▶ [WHAT THE EXERCISE ASKS]
Reproduce the AVX2 notes word for word from "package p256k1" to "a, b *FieldElement)".

▶ [PAGE EXTRACT]
^^^^^^^^^^^^^^^^

AVX2's 256-bit YMM registers can natively hold two 128-bit limbs, enabling more efficient representations:

**Scalar (256-bit) with 2×128-bit limbs:**
```
YMM0 = [scalar.d[1]:scalar.d[0]] | [scalar.d[3]:scalar.d[2]]
       ├── 128-bit limb 0 ───────┤ ├── 128-bit limb 1 ───────┤
```
- A single 256-bit scalar fits in one YMM register as two 128-bit limbs
- Addition/subtraction can use `VPADDQ` with manual carry handling between 64-bit halves
- The 4×64-bit representation naturally maps to 2×128-bit by treating pairs

**FieldElement (260-bit effective) with 128-bit limbs:**
```
YMM0 = [fe.n[0]:fe.n[1]] (lower 104 bits used per pair)
YMM1 = [fe.n[2]:fe.n[3]]
XMM2 = [fe.n[4]:0]       (upper 48 bits)
```
- 5×52-bit limbs can be reorganized into 3×128-bit containers
- Multiplication benefits from `VPMULUDQ` processing two 64×64→128 products simultaneously

**512-bit Intermediate Products:**
- Scalar multiplication produces 512-bit intermediates
- Two YMM registers hold the full product: `YMM0 = [l[1]:l[0]], YMM1 = [l[3]:l[2]], YMM2 = [l[5]:l[4]], YMM3 = [l[7]:l[6]]`
- Reduction can proceed in parallel across register pairs

### Implementation Approach

AVX2 acceleration can be added via Go assembly (`.s` files) using the patterns described in `AVX.md`:

```go
//go:build amd64

package p256k1

// FieldMulAVX2 multiplies two field elements using AVX2
// Uses 128-bit limb operations for ~2x throughput
//go:noescape
func FieldMulAVX2(r, a, b *FieldElement)

// ScalarMulAVX2 multiplies two scalars using AVX2
// Processes scalar as 2×128-bit limbs in a single YMM register
//go:noescape
func ScalarMulAVX2(r, a, b *Scalar)

// ScalarAdd256AVX2 adds two 256-bit scalars using 128-bit limb arithmetic
//go:noescape
func ScalarAdd256AVX2(r, a, b *Scalar) bool
```

The key insight is that AVX2's 256-bit registers holding 128-bit limb pairs enable:
- **2x parallelism** for addition/subtraction across limb pairs
- **Efficient carry chains** using `VPSRLQ` to extract carries and `VPADDQ` to propagate
- **Reduced loop iterations** for multi-precision arithmetic (2 iterations for 256-bit instead of 4)

^^^^^^^^^^^^^^^^

▶ [SUPPLIED RECORDS]
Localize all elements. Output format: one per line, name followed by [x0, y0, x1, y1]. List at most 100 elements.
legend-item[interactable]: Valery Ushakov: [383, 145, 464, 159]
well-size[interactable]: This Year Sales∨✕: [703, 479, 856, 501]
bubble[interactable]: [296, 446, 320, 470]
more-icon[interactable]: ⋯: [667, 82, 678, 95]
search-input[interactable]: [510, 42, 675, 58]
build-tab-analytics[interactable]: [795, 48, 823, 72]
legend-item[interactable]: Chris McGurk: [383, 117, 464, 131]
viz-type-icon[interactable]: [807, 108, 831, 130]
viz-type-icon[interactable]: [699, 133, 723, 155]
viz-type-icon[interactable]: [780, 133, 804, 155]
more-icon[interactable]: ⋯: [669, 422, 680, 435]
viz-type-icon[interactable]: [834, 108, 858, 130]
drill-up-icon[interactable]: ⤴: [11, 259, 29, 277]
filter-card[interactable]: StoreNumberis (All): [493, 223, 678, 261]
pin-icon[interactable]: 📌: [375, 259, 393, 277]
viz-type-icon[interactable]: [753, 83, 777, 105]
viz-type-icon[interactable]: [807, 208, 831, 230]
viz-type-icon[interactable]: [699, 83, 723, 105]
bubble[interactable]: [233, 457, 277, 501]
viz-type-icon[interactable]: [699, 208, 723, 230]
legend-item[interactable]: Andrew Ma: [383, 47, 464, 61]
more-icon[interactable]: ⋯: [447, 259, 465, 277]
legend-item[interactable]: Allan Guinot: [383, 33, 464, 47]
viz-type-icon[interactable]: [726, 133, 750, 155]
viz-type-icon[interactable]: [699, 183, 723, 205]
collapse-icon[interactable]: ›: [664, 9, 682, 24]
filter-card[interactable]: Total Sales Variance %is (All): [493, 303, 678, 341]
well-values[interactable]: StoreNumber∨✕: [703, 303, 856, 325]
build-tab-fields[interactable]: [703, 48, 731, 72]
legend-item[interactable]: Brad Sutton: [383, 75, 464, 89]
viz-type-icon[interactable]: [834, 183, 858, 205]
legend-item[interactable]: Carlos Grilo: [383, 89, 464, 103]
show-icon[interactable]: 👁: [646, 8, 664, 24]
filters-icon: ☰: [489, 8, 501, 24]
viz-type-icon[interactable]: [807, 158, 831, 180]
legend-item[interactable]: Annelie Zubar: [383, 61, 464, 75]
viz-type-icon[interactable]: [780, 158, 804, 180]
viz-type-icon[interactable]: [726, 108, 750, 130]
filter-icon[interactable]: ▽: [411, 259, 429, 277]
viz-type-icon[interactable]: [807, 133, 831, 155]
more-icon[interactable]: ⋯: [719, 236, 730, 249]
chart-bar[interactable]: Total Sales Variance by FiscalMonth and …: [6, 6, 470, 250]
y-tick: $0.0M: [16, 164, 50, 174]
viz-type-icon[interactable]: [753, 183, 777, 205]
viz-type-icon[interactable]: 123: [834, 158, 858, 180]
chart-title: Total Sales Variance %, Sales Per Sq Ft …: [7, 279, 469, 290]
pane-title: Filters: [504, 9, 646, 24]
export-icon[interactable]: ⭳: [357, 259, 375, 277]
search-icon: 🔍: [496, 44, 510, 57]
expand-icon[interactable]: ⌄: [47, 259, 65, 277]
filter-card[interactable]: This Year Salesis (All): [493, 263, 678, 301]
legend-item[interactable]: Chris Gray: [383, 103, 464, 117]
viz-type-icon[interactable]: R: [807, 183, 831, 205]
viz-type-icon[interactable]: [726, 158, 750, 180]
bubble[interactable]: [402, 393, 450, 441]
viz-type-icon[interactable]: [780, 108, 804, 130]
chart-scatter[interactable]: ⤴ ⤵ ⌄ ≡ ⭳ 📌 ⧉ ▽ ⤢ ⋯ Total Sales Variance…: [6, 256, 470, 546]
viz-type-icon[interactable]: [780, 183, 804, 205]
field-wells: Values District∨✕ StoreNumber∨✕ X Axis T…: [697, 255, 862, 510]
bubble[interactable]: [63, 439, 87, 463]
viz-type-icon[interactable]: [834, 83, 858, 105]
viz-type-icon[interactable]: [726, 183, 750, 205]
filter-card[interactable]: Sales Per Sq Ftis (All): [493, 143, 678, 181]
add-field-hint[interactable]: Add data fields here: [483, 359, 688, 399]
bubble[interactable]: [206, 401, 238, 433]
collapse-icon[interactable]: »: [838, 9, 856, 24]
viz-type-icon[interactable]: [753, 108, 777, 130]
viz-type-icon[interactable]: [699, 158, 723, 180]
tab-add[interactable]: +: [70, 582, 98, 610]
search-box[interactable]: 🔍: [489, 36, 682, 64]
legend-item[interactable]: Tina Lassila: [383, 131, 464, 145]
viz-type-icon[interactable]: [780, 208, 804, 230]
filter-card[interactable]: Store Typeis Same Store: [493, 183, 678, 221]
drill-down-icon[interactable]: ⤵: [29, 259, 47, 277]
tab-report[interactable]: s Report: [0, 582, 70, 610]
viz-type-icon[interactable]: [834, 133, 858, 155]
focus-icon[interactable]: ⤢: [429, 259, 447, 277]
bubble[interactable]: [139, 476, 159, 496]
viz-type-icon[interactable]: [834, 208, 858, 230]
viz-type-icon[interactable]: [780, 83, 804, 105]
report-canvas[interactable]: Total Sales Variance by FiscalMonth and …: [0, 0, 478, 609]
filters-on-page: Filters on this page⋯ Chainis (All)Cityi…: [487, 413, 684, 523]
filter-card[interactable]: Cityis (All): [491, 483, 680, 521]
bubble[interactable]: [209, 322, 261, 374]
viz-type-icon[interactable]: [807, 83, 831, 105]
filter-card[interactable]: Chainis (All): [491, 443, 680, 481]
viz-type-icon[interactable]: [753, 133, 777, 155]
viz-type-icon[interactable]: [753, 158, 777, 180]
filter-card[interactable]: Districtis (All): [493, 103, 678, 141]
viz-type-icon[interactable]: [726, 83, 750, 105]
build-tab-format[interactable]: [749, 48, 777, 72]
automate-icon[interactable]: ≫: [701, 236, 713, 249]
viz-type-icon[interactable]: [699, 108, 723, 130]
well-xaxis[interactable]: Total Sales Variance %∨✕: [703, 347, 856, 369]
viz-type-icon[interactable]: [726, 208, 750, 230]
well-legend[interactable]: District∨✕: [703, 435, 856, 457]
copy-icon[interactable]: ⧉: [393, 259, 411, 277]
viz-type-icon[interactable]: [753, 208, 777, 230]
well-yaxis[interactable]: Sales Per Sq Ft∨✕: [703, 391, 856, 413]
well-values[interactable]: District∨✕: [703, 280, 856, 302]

^^^^^^^^^^^^^^^^

▶ [ANSWER FOR THE TASK]
package p256k1

// FieldMulAVX2 multiplies two field elements using AVX2
// Uses 128-bit limb operations for ~2x throughput
//go:noescape
func FieldMulAVX2(r, a, b *FieldElement)